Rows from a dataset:
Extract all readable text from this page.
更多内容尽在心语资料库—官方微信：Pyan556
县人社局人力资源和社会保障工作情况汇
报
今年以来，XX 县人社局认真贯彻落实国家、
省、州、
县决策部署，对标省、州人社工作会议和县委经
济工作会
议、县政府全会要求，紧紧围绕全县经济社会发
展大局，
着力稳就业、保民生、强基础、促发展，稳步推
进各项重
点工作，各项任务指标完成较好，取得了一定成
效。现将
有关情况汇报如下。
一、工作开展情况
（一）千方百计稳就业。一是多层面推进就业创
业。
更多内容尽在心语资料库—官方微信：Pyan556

* * *

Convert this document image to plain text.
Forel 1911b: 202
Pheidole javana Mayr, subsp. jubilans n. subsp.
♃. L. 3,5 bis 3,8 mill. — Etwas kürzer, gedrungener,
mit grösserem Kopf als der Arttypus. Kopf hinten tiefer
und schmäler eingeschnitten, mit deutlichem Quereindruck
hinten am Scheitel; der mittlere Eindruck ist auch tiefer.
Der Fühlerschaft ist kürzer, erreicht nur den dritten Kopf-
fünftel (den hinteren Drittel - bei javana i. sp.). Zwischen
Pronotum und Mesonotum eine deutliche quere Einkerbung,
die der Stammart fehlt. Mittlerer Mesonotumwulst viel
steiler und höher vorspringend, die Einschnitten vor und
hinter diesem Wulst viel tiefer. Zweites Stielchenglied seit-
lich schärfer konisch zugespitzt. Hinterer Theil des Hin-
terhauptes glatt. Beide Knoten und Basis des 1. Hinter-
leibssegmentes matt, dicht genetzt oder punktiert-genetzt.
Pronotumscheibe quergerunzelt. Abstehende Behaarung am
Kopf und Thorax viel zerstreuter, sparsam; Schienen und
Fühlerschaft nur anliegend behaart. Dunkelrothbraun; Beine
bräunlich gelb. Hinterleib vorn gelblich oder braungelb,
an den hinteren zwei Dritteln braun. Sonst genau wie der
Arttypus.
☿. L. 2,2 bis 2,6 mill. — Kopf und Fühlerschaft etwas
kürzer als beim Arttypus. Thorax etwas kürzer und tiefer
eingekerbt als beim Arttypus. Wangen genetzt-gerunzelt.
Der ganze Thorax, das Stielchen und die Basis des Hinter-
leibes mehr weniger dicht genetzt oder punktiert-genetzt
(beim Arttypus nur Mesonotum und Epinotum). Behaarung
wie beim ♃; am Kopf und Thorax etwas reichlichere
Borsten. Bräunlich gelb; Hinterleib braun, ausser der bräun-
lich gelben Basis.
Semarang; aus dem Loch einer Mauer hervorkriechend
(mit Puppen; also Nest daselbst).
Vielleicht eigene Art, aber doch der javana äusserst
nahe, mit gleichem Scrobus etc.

...

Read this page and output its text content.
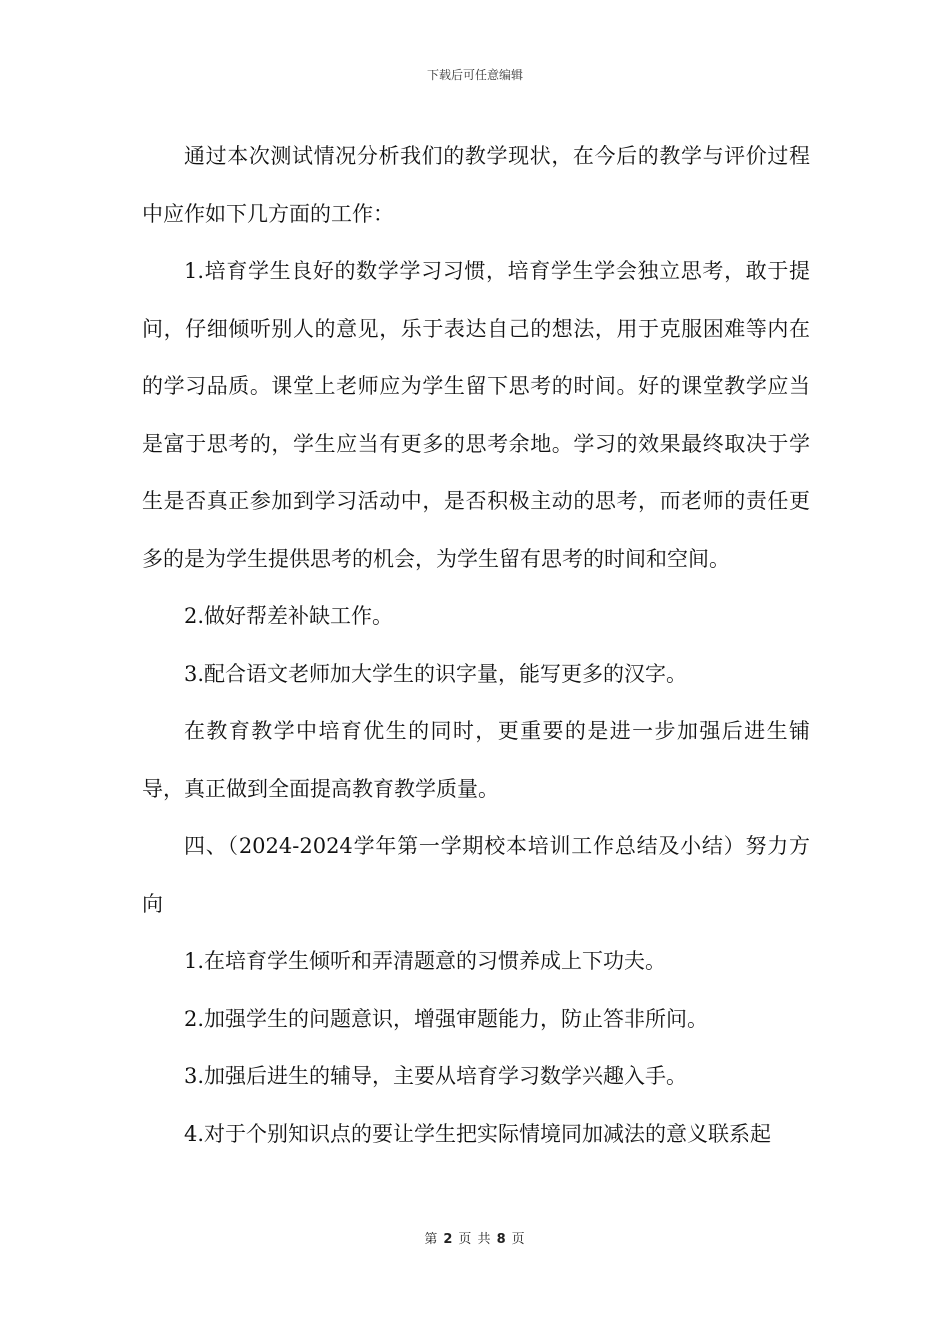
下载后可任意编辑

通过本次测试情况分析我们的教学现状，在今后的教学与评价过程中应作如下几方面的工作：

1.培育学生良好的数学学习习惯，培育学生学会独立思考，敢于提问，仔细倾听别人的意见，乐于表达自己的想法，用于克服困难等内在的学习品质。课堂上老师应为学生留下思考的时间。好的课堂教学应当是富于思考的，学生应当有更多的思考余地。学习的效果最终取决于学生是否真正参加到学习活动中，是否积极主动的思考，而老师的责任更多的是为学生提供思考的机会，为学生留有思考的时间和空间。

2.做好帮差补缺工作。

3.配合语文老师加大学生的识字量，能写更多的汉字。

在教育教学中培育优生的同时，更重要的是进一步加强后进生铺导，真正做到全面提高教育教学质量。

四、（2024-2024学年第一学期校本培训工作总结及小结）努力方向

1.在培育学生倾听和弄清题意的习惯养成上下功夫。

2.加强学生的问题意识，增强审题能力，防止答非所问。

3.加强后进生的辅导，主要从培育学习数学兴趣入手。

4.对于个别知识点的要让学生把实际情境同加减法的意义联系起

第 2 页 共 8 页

Task description
Identify each line containing the string "Thorax" and copy it out.

Output for this exercise
Kopf und Thorax viel zerstreuter, sparsam; Schienen und
kürzer als beim Arttypus. Thorax etwas kürzer und tiefer
Der ganze Thorax, das Stielchen und die Basis des Hinter-
wie beim ♃; am Kopf und Thorax etwas reichlichere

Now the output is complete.